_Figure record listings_
__________

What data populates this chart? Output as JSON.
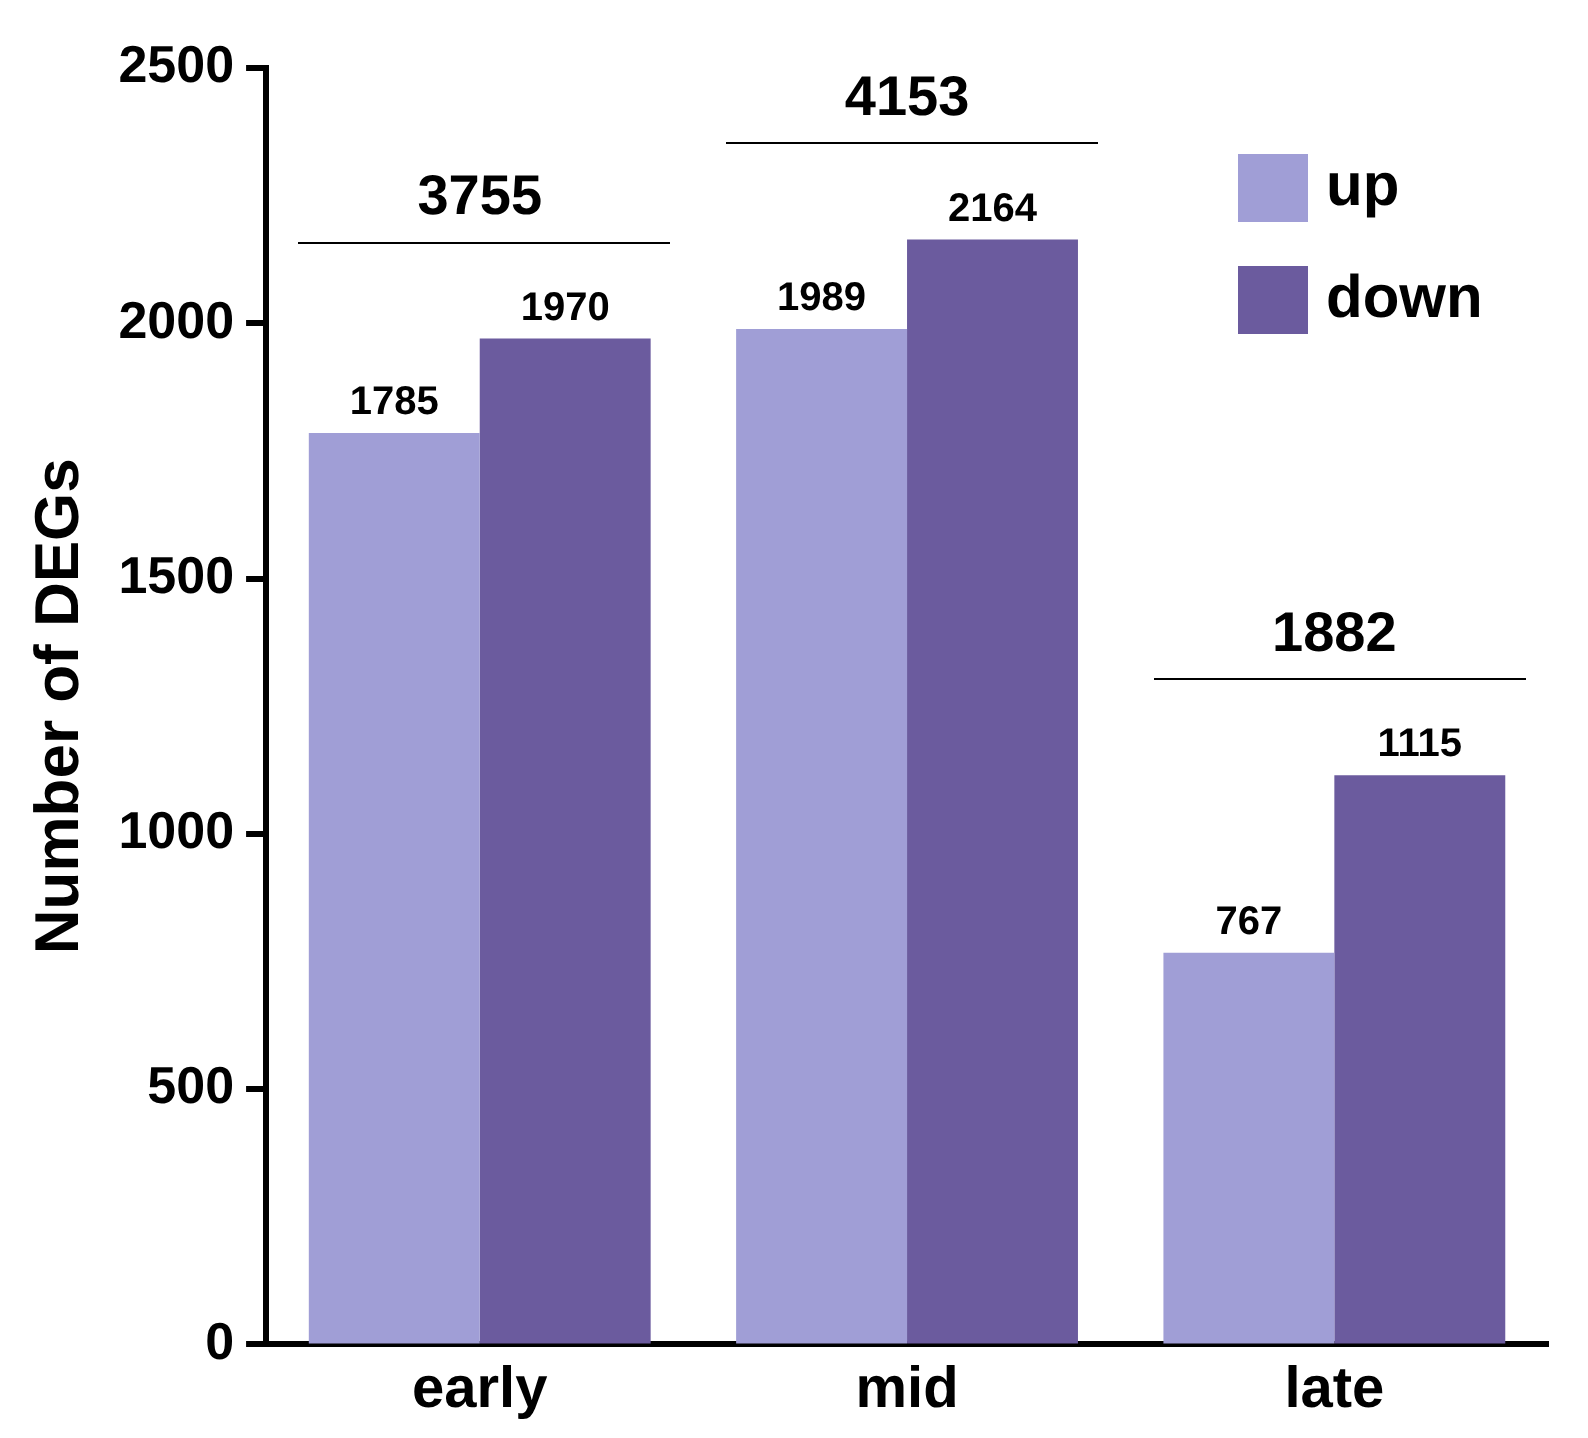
{
  "chart_data": {
    "type": "bar",
    "ylabel": "Number of DEGs",
    "categories": [
      "early",
      "mid",
      "late"
    ],
    "series": [
      {
        "name": "up",
        "color": "#a09ed6",
        "values": [
          1785,
          1989,
          767
        ]
      },
      {
        "name": "down",
        "color": "#6b5b9e",
        "values": [
          1970,
          2164,
          1115
        ]
      }
    ],
    "ylim": [
      0,
      2500
    ],
    "yticks": [
      0,
      500,
      1000,
      1500,
      2000,
      2500
    ],
    "grid": false,
    "legend": "top right",
    "data_labels": true,
    "totals": [
      "3755",
      "4153",
      "1882"
    ]
  }
}
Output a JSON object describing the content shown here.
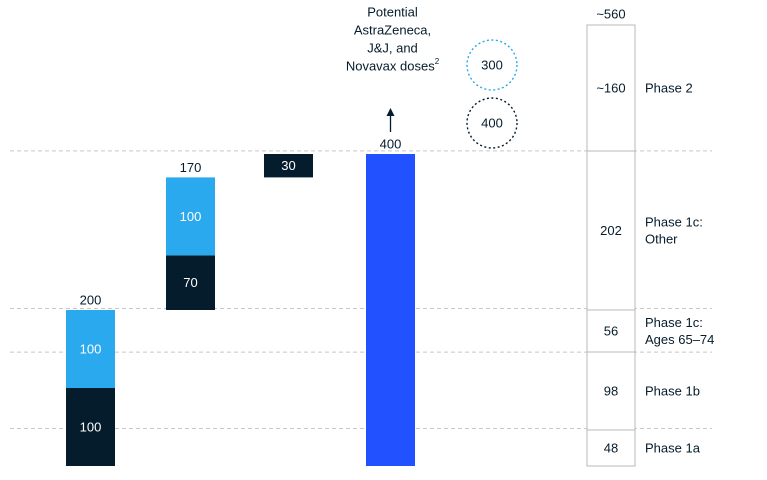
{
  "colors": {
    "navy": "#051c2c",
    "cyan": "#2aa9ee",
    "blue": "#2251ff",
    "gridline": "#c8c8c8",
    "table_border": "#b8b8b8",
    "circle_300": "#2aa9ee",
    "circle_400": "#051c2c"
  },
  "chart_data": {
    "type": "bar",
    "subtype": "waterfall",
    "ylim": [
      0,
      560
    ],
    "gridlines_at": [
      48,
      146,
      202,
      404
    ],
    "bars": [
      {
        "total": 200,
        "total_label": "200",
        "segments": [
          {
            "value": 100,
            "label": "100",
            "color": "navy"
          },
          {
            "value": 100,
            "label": "100",
            "color": "cyan"
          }
        ]
      },
      {
        "total": 170,
        "total_label": "170",
        "base": 200,
        "segments": [
          {
            "value": 70,
            "label": "70",
            "color": "navy"
          },
          {
            "value": 100,
            "label": "100",
            "color": "cyan"
          }
        ]
      },
      {
        "base": 370,
        "segments": [
          {
            "value": 30,
            "label": "30",
            "color": "navy"
          }
        ]
      },
      {
        "total": 400,
        "total_label": "400",
        "segments": [
          {
            "value": 400,
            "label": "",
            "color": "blue"
          }
        ]
      }
    ],
    "annotation": {
      "lines": [
        "Potential",
        "AstraZeneca,",
        "J&J, and",
        "Novavax doses"
      ],
      "superscript": "2"
    },
    "circles": [
      {
        "label": "300",
        "style": "dotted",
        "color": "circle_300"
      },
      {
        "label": "400",
        "style": "dotted",
        "color": "circle_400"
      }
    ],
    "stack": {
      "top_label": "~560",
      "segments": [
        {
          "value": 48,
          "label": "48",
          "phase": [
            "Phase 1a"
          ]
        },
        {
          "value": 98,
          "label": "98",
          "phase": [
            "Phase 1b"
          ]
        },
        {
          "value": 56,
          "label": "56",
          "phase": [
            "Phase 1c:",
            "Ages 65–74"
          ]
        },
        {
          "value": 202,
          "label": "202",
          "phase": [
            "Phase 1c:",
            "Other"
          ]
        },
        {
          "value": 156,
          "label": "~160",
          "phase": [
            "Phase 2"
          ]
        }
      ]
    }
  }
}
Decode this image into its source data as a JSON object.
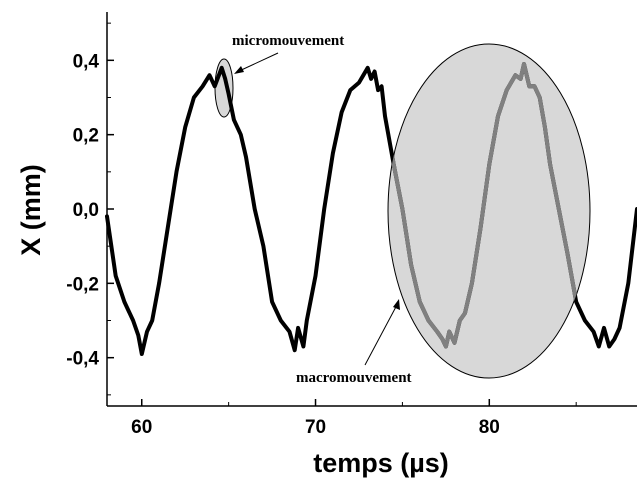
{
  "chart_data": {
    "type": "line",
    "title": "",
    "xlabel": "temps (µs)",
    "ylabel": "X (mm)",
    "xlim": [
      58,
      88.5
    ],
    "ylim": [
      -0.53,
      0.53
    ],
    "x_ticks": [
      60,
      70,
      80
    ],
    "x_tick_labels": [
      "60",
      "70",
      "80"
    ],
    "y_ticks": [
      -0.4,
      -0.2,
      0.0,
      0.2,
      0.4
    ],
    "y_tick_labels": [
      "-0,4",
      "-0,2",
      "0,0",
      "0,2",
      "0,4"
    ],
    "grid": false,
    "legend": "none",
    "series": [
      {
        "x": [
          58.0,
          58.5,
          59.0,
          59.5,
          59.8,
          60.0,
          60.3,
          60.6,
          61.0,
          61.5,
          62.0,
          62.5,
          63.0,
          63.5,
          63.9,
          64.2,
          64.6,
          64.8,
          65.0,
          65.3,
          65.7,
          66.0,
          66.5,
          67.0,
          67.5,
          68.0,
          68.5,
          68.8,
          69.0,
          69.3,
          69.5,
          70.0,
          70.5,
          71.0,
          71.5,
          72.0,
          72.5,
          73.0,
          73.2,
          73.4,
          73.6,
          73.8,
          74.0,
          74.5,
          75.0,
          75.5,
          76.0,
          76.5,
          77.0,
          77.3,
          77.5,
          77.7,
          78.0,
          78.3,
          78.6,
          79.0,
          79.5,
          80.0,
          80.5,
          81.0,
          81.5,
          81.8,
          82.0,
          82.3,
          82.6,
          82.9,
          83.2,
          83.5,
          84.0,
          84.5,
          85.0,
          85.5,
          86.0,
          86.3,
          86.6,
          86.9,
          87.2,
          87.5,
          88.0,
          88.5
        ],
        "y": [
          -0.02,
          -0.18,
          -0.25,
          -0.3,
          -0.34,
          -0.39,
          -0.33,
          -0.3,
          -0.2,
          -0.05,
          0.1,
          0.22,
          0.3,
          0.33,
          0.36,
          0.33,
          0.38,
          0.35,
          0.31,
          0.24,
          0.2,
          0.14,
          0.0,
          -0.1,
          -0.25,
          -0.3,
          -0.33,
          -0.38,
          -0.32,
          -0.37,
          -0.3,
          -0.18,
          0.0,
          0.15,
          0.26,
          0.32,
          0.34,
          0.38,
          0.35,
          0.37,
          0.32,
          0.33,
          0.25,
          0.12,
          0.0,
          -0.15,
          -0.25,
          -0.3,
          -0.33,
          -0.35,
          -0.37,
          -0.33,
          -0.36,
          -0.3,
          -0.28,
          -0.2,
          -0.05,
          0.12,
          0.25,
          0.32,
          0.36,
          0.35,
          0.39,
          0.33,
          0.33,
          0.3,
          0.22,
          0.12,
          0.0,
          -0.12,
          -0.25,
          -0.3,
          -0.33,
          -0.37,
          -0.32,
          -0.37,
          -0.35,
          -0.32,
          -0.2,
          0.0
        ]
      }
    ],
    "annotations": [
      {
        "text": "micromouvement"
      },
      {
        "text": "macromouvement"
      }
    ]
  }
}
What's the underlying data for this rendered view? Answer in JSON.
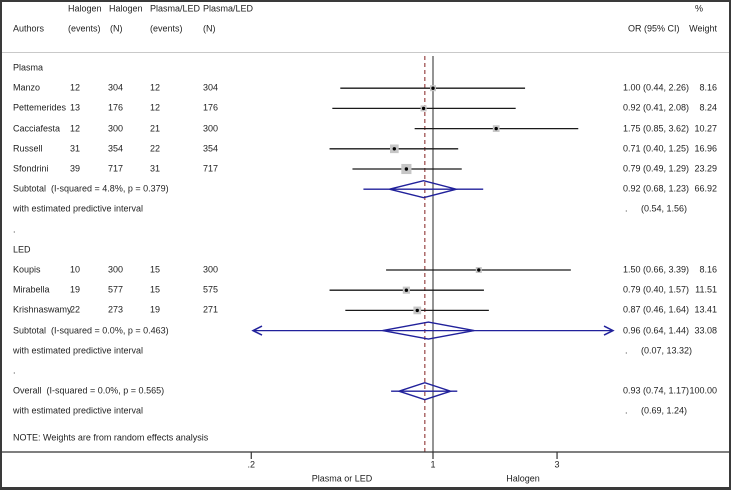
{
  "header": {
    "col_authors": "Authors",
    "col1_top": "Halogen",
    "col1_bot": "(events)",
    "col2_top": "Halogen",
    "col2_bot": "(N)",
    "col3_top": "Plasma/LED",
    "col3_bot": "(events)",
    "col4_top": "Plasma/LED",
    "col4_bot": "(N)",
    "col_or": "OR (95% CI)",
    "col_pct": "%",
    "col_weight": "Weight"
  },
  "note": "NOTE: Weights are from random effects analysis",
  "chart_data": {
    "type": "forest",
    "x_scale": "log",
    "null_value": 1,
    "overall_estimate_line": 0.93,
    "x_axis": {
      "ticks": [
        {
          "value": 0.2,
          "label": ".2"
        },
        {
          "value": 1,
          "label": "1"
        },
        {
          "value": 3,
          "label": "3"
        }
      ],
      "left_direction_label": "Plasma or LED",
      "right_direction_label": "Halogen"
    },
    "groups": [
      {
        "label": "Plasma",
        "studies": [
          {
            "author": "Manzo",
            "halogen_events": "12",
            "halogen_n": "304",
            "plasma_led_events": "12",
            "plasma_led_n": "304",
            "or": 1.0,
            "ci_low": 0.44,
            "ci_high": 2.26,
            "or_ci_text": "1.00 (0.44, 2.26)",
            "weight_pct": 8.16,
            "weight_text": "8.16"
          },
          {
            "author": "Pettemerides",
            "halogen_events": "13",
            "halogen_n": "176",
            "plasma_led_events": "12",
            "plasma_led_n": "176",
            "or": 0.92,
            "ci_low": 0.41,
            "ci_high": 2.08,
            "or_ci_text": "0.92 (0.41, 2.08)",
            "weight_pct": 8.24,
            "weight_text": "8.24"
          },
          {
            "author": "Cacciafesta",
            "halogen_events": "12",
            "halogen_n": "300",
            "plasma_led_events": "21",
            "plasma_led_n": "300",
            "or": 1.75,
            "ci_low": 0.85,
            "ci_high": 3.62,
            "or_ci_text": "1.75 (0.85, 3.62)",
            "weight_pct": 10.27,
            "weight_text": "10.27"
          },
          {
            "author": "Russell",
            "halogen_events": "31",
            "halogen_n": "354",
            "plasma_led_events": "22",
            "plasma_led_n": "354",
            "or": 0.71,
            "ci_low": 0.4,
            "ci_high": 1.25,
            "or_ci_text": "0.71 (0.40, 1.25)",
            "weight_pct": 16.96,
            "weight_text": "16.96"
          },
          {
            "author": "Sfondrini",
            "halogen_events": "39",
            "halogen_n": "717",
            "plasma_led_events": "31",
            "plasma_led_n": "717",
            "or": 0.79,
            "ci_low": 0.49,
            "ci_high": 1.29,
            "or_ci_text": "0.79 (0.49, 1.29)",
            "weight_pct": 23.29,
            "weight_text": "23.29"
          }
        ],
        "subtotal": {
          "label": "Subtotal  (I-squared = 4.8%, p = 0.379)",
          "or": 0.92,
          "ci_low": 0.68,
          "ci_high": 1.23,
          "or_ci_text": "0.92 (0.68, 1.23)",
          "weight_text": "66.92"
        },
        "predictive": {
          "label": "with estimated predictive interval",
          "low": 0.54,
          "high": 1.56,
          "ci_text": "(0.54, 1.56)",
          "clipped": false
        }
      },
      {
        "label": "LED",
        "studies": [
          {
            "author": "Koupis",
            "halogen_events": "10",
            "halogen_n": "300",
            "plasma_led_events": "15",
            "plasma_led_n": "300",
            "or": 1.5,
            "ci_low": 0.66,
            "ci_high": 3.39,
            "or_ci_text": "1.50 (0.66, 3.39)",
            "weight_pct": 8.16,
            "weight_text": "8.16"
          },
          {
            "author": "Mirabella",
            "halogen_events": "19",
            "halogen_n": "577",
            "plasma_led_events": "15",
            "plasma_led_n": "575",
            "or": 0.79,
            "ci_low": 0.4,
            "ci_high": 1.57,
            "or_ci_text": "0.79 (0.40, 1.57)",
            "weight_pct": 11.51,
            "weight_text": "11.51"
          },
          {
            "author": "Krishnaswamy",
            "halogen_events": "22",
            "halogen_n": "273",
            "plasma_led_events": "19",
            "plasma_led_n": "271",
            "or": 0.87,
            "ci_low": 0.46,
            "ci_high": 1.64,
            "or_ci_text": "0.87 (0.46, 1.64)",
            "weight_pct": 13.41,
            "weight_text": "13.41"
          }
        ],
        "subtotal": {
          "label": "Subtotal  (I-squared = 0.0%, p = 0.463)",
          "or": 0.96,
          "ci_low": 0.64,
          "ci_high": 1.44,
          "or_ci_text": "0.96 (0.64, 1.44)",
          "weight_text": "33.08"
        },
        "predictive": {
          "label": "with estimated predictive interval",
          "low": 0.07,
          "high": 13.32,
          "ci_text": "(0.07, 13.32)",
          "clipped": true
        }
      }
    ],
    "overall": {
      "label": "Overall  (I-squared = 0.0%, p = 0.565)",
      "or": 0.93,
      "ci_low": 0.74,
      "ci_high": 1.17,
      "or_ci_text": "0.93 (0.74, 1.17)",
      "weight_text": "100.00"
    },
    "overall_predictive": {
      "label": "with estimated predictive interval",
      "low": 0.69,
      "high": 1.24,
      "ci_text": "(0.69, 1.24)",
      "clipped": false
    },
    "spacer_dot": "."
  },
  "colors": {
    "diamond": "#21219b",
    "dashed_line": "#a05454",
    "null_line": "#707070",
    "ci_line": "#1a1a1a",
    "marker_fill": "#c6c6c6",
    "marker_dot": "#000000",
    "separator": "#c9c9c9",
    "axis": "#333333",
    "border": "#3a3a3a",
    "text": "#1f1f1f"
  }
}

__________

_WHAT IS ASKED_
Copy out all lines from the material above that contain the string "false".

_RESULT FOR THIS EXERCISE_
    "grid": false,
    "grid": false,
          "clipped": false
      "clipped": false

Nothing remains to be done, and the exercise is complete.